## TASK STATEMENT:
Among the entries that follow, count the lines with the word "Tregs" and report the number by itself.

## Figure content listings:
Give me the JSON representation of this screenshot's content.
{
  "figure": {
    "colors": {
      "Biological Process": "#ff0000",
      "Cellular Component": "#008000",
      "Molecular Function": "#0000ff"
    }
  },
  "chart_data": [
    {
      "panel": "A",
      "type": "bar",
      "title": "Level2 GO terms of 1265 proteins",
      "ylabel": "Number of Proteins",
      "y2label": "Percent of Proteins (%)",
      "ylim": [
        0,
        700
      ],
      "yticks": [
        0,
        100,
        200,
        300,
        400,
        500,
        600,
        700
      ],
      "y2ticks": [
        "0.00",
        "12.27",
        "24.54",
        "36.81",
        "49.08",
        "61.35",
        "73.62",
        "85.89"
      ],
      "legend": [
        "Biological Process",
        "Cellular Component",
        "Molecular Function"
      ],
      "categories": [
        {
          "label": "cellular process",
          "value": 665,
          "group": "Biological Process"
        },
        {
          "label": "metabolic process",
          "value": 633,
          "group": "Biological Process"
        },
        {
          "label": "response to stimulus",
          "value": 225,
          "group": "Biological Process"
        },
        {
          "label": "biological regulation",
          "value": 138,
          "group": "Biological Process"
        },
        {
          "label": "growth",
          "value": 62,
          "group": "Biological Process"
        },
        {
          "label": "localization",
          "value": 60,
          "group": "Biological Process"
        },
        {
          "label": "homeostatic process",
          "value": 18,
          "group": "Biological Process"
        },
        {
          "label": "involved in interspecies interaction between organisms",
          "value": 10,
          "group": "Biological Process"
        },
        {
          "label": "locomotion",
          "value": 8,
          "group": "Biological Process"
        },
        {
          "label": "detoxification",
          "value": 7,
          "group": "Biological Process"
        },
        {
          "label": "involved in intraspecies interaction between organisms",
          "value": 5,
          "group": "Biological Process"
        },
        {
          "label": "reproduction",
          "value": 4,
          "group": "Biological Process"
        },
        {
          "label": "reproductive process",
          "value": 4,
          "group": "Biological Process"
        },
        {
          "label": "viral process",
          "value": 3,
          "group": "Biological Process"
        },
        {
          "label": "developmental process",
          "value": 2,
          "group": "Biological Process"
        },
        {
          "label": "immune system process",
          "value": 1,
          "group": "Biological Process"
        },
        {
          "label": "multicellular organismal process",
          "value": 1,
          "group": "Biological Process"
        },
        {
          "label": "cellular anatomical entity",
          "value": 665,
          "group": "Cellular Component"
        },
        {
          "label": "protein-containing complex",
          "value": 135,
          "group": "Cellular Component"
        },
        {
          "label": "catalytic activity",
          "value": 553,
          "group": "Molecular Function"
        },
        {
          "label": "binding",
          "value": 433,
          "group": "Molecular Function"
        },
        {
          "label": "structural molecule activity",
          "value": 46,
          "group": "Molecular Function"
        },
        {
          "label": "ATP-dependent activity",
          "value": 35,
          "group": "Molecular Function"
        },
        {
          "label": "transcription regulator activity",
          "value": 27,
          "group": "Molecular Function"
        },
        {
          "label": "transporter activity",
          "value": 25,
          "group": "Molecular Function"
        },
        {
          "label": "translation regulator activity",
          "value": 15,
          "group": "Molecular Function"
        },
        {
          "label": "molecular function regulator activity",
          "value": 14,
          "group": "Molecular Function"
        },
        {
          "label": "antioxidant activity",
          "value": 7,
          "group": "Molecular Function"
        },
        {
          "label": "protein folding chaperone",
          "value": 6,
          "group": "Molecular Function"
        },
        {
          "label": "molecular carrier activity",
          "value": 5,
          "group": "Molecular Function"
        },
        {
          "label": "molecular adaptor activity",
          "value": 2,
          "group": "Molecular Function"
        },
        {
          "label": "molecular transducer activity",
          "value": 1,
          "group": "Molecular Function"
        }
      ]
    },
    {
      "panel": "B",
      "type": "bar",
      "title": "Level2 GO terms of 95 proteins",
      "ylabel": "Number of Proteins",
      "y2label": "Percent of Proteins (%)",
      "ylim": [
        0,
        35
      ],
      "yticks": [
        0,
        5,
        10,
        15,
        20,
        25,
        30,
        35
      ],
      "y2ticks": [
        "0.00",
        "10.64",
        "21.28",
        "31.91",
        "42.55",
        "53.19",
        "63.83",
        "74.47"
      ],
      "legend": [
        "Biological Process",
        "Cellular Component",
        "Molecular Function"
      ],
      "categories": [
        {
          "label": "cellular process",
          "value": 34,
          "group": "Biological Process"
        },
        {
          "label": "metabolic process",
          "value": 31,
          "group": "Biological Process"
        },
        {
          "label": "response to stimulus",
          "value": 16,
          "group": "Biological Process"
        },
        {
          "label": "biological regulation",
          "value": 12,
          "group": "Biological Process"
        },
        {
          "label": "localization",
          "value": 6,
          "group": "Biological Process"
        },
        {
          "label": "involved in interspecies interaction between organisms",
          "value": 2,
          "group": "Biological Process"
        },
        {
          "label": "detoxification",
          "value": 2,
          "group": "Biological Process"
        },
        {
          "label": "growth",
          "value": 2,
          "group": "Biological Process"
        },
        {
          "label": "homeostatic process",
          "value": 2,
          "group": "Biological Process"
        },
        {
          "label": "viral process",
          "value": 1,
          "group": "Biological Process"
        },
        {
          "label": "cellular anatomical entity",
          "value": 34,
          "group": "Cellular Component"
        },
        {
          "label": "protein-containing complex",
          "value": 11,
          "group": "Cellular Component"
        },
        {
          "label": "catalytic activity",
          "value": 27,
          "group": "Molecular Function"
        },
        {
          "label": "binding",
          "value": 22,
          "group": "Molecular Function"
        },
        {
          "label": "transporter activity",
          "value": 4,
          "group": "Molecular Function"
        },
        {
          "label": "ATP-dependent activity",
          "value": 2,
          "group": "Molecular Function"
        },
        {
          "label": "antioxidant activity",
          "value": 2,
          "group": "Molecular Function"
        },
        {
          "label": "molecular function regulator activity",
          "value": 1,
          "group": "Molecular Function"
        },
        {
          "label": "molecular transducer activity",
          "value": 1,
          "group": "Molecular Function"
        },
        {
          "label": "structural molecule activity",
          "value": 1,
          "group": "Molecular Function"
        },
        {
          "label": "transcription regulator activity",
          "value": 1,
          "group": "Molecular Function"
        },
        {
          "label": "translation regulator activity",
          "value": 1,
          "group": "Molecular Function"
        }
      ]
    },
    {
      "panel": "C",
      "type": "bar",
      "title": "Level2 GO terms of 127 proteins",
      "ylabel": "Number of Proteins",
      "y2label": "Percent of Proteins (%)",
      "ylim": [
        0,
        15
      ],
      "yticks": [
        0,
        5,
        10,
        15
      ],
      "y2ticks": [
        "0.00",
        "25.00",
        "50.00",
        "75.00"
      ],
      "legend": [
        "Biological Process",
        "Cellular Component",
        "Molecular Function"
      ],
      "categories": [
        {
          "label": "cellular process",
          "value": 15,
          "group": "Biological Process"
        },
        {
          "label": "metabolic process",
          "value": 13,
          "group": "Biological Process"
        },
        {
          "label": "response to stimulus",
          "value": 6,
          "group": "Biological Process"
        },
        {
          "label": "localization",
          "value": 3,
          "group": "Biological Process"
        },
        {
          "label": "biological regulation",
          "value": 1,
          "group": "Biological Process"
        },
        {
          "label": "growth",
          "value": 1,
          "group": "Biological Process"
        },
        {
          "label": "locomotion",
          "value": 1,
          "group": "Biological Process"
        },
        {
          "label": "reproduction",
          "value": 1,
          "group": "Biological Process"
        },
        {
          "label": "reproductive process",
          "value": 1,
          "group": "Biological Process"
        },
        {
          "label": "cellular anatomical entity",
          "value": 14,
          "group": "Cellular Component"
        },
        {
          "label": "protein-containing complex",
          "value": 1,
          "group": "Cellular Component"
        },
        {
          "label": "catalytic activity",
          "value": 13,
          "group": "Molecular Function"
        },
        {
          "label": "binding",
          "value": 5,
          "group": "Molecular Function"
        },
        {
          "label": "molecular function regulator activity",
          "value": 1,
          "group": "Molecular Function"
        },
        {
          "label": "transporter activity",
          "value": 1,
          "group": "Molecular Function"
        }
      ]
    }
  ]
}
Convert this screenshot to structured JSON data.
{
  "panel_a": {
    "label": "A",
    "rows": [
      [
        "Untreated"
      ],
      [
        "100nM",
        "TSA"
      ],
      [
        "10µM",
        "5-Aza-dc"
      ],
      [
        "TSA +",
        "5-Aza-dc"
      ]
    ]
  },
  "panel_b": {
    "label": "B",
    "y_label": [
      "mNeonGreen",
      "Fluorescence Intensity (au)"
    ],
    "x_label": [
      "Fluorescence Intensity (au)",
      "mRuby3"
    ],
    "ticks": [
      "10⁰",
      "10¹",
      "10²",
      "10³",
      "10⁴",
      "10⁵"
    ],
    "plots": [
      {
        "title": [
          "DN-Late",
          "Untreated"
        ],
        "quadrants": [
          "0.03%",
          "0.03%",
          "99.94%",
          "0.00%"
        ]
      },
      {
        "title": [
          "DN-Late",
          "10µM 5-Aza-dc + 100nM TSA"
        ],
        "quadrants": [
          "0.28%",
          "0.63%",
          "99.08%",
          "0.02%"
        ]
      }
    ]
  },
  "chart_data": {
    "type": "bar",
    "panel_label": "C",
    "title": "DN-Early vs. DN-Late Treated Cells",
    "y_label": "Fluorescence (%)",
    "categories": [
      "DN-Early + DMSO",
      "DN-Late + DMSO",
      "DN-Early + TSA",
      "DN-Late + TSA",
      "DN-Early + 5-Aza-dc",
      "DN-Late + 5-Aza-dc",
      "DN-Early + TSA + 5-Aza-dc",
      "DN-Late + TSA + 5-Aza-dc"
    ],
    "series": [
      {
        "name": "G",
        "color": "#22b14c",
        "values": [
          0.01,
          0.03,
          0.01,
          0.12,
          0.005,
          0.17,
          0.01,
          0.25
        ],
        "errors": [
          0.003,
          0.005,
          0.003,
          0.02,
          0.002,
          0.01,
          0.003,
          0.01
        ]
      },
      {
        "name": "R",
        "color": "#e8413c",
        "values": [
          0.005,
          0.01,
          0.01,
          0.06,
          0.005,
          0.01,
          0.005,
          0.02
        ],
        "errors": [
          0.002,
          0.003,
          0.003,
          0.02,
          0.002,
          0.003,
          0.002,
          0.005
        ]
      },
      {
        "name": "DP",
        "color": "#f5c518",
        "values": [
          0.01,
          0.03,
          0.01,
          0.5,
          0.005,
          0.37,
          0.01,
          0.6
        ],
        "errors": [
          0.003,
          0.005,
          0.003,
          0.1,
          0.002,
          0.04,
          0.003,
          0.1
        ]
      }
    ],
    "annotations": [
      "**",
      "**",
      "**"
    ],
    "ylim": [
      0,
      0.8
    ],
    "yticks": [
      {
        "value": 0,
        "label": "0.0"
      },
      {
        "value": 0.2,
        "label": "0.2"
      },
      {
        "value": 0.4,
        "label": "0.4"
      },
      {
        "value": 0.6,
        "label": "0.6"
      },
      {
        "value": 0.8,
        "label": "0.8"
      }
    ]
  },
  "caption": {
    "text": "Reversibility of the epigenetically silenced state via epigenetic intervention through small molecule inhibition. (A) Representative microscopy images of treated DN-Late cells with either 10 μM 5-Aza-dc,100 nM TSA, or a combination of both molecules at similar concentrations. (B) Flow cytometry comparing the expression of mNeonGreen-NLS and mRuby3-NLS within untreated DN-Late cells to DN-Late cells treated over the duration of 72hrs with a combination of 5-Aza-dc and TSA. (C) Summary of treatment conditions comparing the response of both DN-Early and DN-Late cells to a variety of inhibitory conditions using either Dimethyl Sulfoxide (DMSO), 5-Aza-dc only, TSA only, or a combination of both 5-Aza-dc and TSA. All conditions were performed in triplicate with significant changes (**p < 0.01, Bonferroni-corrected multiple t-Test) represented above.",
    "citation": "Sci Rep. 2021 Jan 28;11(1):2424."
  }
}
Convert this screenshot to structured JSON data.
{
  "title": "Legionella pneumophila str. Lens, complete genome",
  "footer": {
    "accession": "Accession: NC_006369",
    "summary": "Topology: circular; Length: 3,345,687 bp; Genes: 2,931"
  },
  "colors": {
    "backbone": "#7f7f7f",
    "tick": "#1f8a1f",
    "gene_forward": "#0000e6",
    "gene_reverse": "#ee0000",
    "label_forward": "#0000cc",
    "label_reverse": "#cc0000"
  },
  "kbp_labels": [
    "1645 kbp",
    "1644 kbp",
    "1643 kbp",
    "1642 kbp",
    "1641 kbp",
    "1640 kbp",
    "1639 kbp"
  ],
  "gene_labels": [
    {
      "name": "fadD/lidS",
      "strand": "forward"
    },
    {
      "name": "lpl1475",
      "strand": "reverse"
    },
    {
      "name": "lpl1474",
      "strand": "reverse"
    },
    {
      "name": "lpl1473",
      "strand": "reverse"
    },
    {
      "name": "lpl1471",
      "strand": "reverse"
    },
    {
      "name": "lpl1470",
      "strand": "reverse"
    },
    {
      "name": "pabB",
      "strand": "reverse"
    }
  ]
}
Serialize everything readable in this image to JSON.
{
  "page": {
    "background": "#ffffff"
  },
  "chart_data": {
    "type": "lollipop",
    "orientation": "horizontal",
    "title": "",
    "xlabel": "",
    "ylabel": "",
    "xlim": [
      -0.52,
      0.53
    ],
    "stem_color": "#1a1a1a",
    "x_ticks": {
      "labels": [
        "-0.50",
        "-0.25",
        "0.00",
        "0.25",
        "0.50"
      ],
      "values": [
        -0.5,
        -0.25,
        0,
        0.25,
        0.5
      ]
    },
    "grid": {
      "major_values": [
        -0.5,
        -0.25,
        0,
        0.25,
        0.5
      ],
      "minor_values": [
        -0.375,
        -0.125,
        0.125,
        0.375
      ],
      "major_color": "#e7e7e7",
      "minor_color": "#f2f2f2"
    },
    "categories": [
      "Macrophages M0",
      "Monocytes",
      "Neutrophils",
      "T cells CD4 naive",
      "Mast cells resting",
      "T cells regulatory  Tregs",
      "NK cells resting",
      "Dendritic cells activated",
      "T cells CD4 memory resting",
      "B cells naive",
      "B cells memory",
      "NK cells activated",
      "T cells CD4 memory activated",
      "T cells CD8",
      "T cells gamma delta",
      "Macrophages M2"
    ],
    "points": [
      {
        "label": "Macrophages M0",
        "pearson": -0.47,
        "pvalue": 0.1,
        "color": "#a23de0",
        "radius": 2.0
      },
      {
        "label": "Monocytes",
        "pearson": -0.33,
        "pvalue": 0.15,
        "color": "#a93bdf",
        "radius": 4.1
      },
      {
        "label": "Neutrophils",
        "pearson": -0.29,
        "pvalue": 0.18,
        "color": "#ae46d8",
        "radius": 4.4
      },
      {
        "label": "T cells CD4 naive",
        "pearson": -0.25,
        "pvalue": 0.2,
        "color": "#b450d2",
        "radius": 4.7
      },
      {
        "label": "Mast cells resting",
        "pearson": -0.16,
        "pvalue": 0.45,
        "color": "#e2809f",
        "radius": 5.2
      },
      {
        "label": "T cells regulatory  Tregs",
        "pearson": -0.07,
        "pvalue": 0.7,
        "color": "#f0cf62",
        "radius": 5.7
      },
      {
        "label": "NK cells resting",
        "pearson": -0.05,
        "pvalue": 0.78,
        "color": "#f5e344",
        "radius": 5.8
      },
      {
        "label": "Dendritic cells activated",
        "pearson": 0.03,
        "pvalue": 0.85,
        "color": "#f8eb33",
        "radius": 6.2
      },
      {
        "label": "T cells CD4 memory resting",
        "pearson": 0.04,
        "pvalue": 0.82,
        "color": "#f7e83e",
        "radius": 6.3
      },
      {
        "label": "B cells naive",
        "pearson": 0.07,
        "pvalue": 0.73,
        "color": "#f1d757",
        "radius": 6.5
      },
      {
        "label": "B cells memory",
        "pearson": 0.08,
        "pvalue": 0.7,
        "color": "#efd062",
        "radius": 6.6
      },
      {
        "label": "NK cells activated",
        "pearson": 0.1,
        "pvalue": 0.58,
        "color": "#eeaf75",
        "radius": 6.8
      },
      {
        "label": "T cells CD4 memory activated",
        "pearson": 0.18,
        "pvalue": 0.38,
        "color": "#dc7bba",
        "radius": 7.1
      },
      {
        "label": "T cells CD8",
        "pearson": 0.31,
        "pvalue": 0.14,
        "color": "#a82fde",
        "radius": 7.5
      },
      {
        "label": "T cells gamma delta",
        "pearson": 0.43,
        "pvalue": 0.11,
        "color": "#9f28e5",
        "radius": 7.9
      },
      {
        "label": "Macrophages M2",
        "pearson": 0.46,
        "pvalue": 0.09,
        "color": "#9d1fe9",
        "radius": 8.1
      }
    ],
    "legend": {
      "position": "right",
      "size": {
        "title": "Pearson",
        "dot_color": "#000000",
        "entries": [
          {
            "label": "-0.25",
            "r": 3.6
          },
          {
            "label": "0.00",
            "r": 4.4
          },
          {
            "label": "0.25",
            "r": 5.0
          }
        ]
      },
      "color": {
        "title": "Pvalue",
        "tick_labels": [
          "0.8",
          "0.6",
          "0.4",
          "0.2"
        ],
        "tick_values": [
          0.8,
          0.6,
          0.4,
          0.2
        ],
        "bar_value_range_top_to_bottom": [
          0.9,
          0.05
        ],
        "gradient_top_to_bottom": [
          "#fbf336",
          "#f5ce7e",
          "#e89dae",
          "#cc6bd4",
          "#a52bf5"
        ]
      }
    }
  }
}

## RESPONSE BOX:
2